Short task A: The passage on writing fiction characters names what a writer should come to understand about every character once they are developed with hard work. List those things.
Short task B: For the passage on writing fiction characters, say whether each statement agrees with it: (i) the writer once let the story, rather than the characters, take priority; (ii) the writer holds that an exciting plot matters more than character; (iii) the writer says we have the same access to other people's lives as to our own. Give yes or no for each, with the deciding words quoted.

Strong Characters are Everything When It Comes to Writing Excellent Fiction.
And you have to take the time to develop them in ways that make them realistic, dynamic, and completely three-dimensional for your readers.
Focusing so heavily on my characters was something I never used to think about much, and instead, I mostly let the story rule the day. Yes, I tried to always give my characters specific qualities and traits. Yes, I even tried to make my supporting characters who only appear in a few scenes pop off the page for the reader.
But it wasn’t until I thought critically about how to give my characters more life on the page that my writing started to take shape in ways it never had before. Because you have to remember how important character is. It doesn’t matter how exciting your plot might be or how much of a hook your high concept might have. Character should rule the day always, not the story.
Here’s something you can do that might help: when you think of each of your characters, not only the protagonist, as in a way having a camera pointed at him or her, as being the center of his or her own universe, you begin to understand as a writer the necessity to not just put all the hard work into developing your main character to a reasonable degree and then merely sketching the side characters.
Once you put hard work into developing all of your characters in ways where you understand their viewpoints, their motivations, their desires, and what’s keeping them from their goals, in one scene after another, your fiction becomes incredibly richer.
Having better characters helps your fiction in so many ways. The dialogue becomes stronger. The conflicts become more dynamic. And your characters slowly begin to take on lives of their own, which is exactly what you want to have happen!
Each of Us is the Protagonist of Our Own Life, and You Want to Think This Way about Your Fiction, Too.
It’s such a weird way to think, isn’t it? Yes, we care about other people. Yes, we do things throughout our days for others. Especially in times like we’re in right now, we’re spending a whole lot of time thinking about family and friends and trying to be as selfless as we possibly can.
But essentially from the time we wake up to the time we go to bed, we are the star of the show. The camera is pointed at us every second of our lives. We are living our own story, and we don’t have the kind of access to other lives as we do to our own.
This is why fiction is so important as an art-form. And it’s why you have to give all your characters, not just some of your characters, their time to shine. That includes your supporting characters. That includes your antagonist.

Stored data:
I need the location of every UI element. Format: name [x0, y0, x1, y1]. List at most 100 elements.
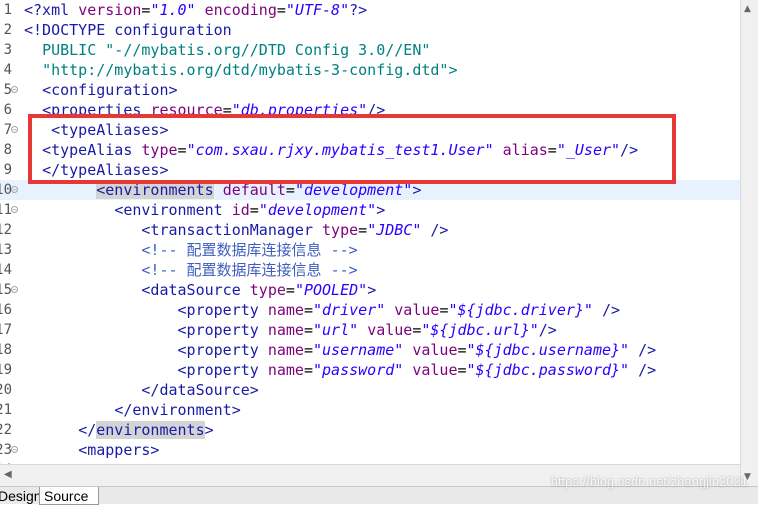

Solution A:
- Their viewpoints
- Their motivations
- Their desires
- What's keeping them from their goals

Solution B:
(i) Yes: "instead, I mostly let the story rule the day."
(ii) No: "It doesn’t matter how exciting your plot might be or how much of a hook your high concept might have. Character should rule the day always, not the story."
(iii) No: "we don’t have the kind of access to other lives as we do to our own."